Do this> All the records that follow need to be reproduced exactly. Omit the images.
--- start ---
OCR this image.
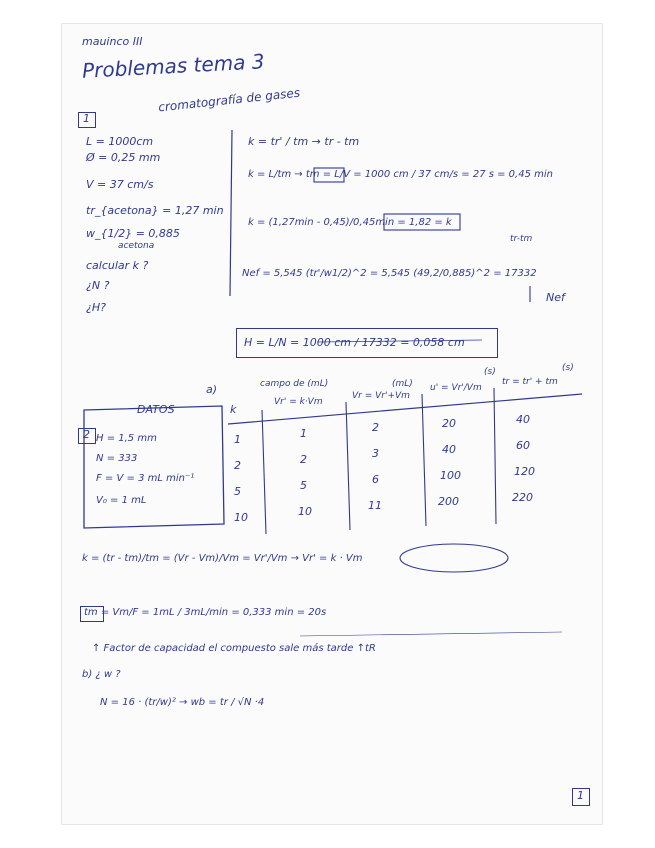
mauinco III
Problemas tema 3
1
cromatografía de gases
L = 1000cm
Ø = 0,25 mm
V = 37 cm/s
tr_{acetona} = 1,27 min
w_{1/2} = 0,885
acetona
calcular k ?
¿N ?
¿H?
k = tr' / tm → tr - tm
k = L/tm → tm = L/V = 1000 cm / 37 cm/s = 27 s = 0,45 min
k = (1,27min - 0,45)/0,45min = 1,82 = k
tr-tm
Nef = 5,545 (tr'/w1/2)^2 = 5,545 (49,2/0,885)^2 = 17332
Nef
H = L/N = 1000 cm / 17332 = 0,058 cm
2
DATOS
a)
H = 1,5 mm
N = 333
F = V = 3 mL min⁻¹
V₀ = 1 mL
campo de (mL)	(mL)
(s)	(s)
k
Vr' = k·Vm
Vr = Vr'+Vm
u' = Vr'/Vm
tr = tr' + tm
1	1	2	20	40
2	2	3	40	60
5	5	6	100	120
10	10	11	200	220
k = (tr - tm)/tm = (Vr - Vm)/Vm = Vr'/Vm → Vr' = k · Vm
tm = Vm/F = 1mL / 3mL/min = 0,333 min = 20s
↑ Factor de capacidad el compuesto sale más tarde ↑tR
b) ¿ w ?
N = 16 · (tr/w)² → wb = tr / √N ·4
1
--- end ---
Exercise answer>
OCR this image.
mauinco III
Problemas tema 3
1
cromatografía de gases
L = 1000cm
Ø = 0,25 mm
V = 37 cm/s
tr_{acetona} = 1,27 min
w_{1/2} = 0,885
acetona
calcular k ?
¿N ?
¿H?
k = tr' / tm → tr - tm
k = L/tm → tm = L/V = 1000 cm / 37 cm/s = 27 s = 0,45 min
k = (1,27min - 0,45)/0,45min = 1,82 = k
tr-tm
Nef = 5,545 (tr'/w1/2)^2 = 5,545 (49,2/0,885)^2 = 17332
Nef
H = L/N = 1000 cm / 17332 = 0,058 cm
2
DATOS
a)
H = 1,5 mm
N = 333
F = V = 3 mL min⁻¹
V₀ = 1 mL
campo de (mL)	(mL)
(s)	(s)
k
Vr' = k·Vm
Vr = Vr'+Vm
u' = Vr'/Vm
tr = tr' + tm
1	1	2	20	40
2	2	3	40	60
5	5	6	100	120
10	10	11	200	220
k = (tr - tm)/tm = (Vr - Vm)/Vm = Vr'/Vm → Vr' = k · Vm
tm = Vm/F = 1mL / 3mL/min = 0,333 min = 20s
↑ Factor de capacidad el compuesto sale más tarde ↑tR
b) ¿ w ?
N = 16 · (tr/w)² → wb = tr / √N ·4
1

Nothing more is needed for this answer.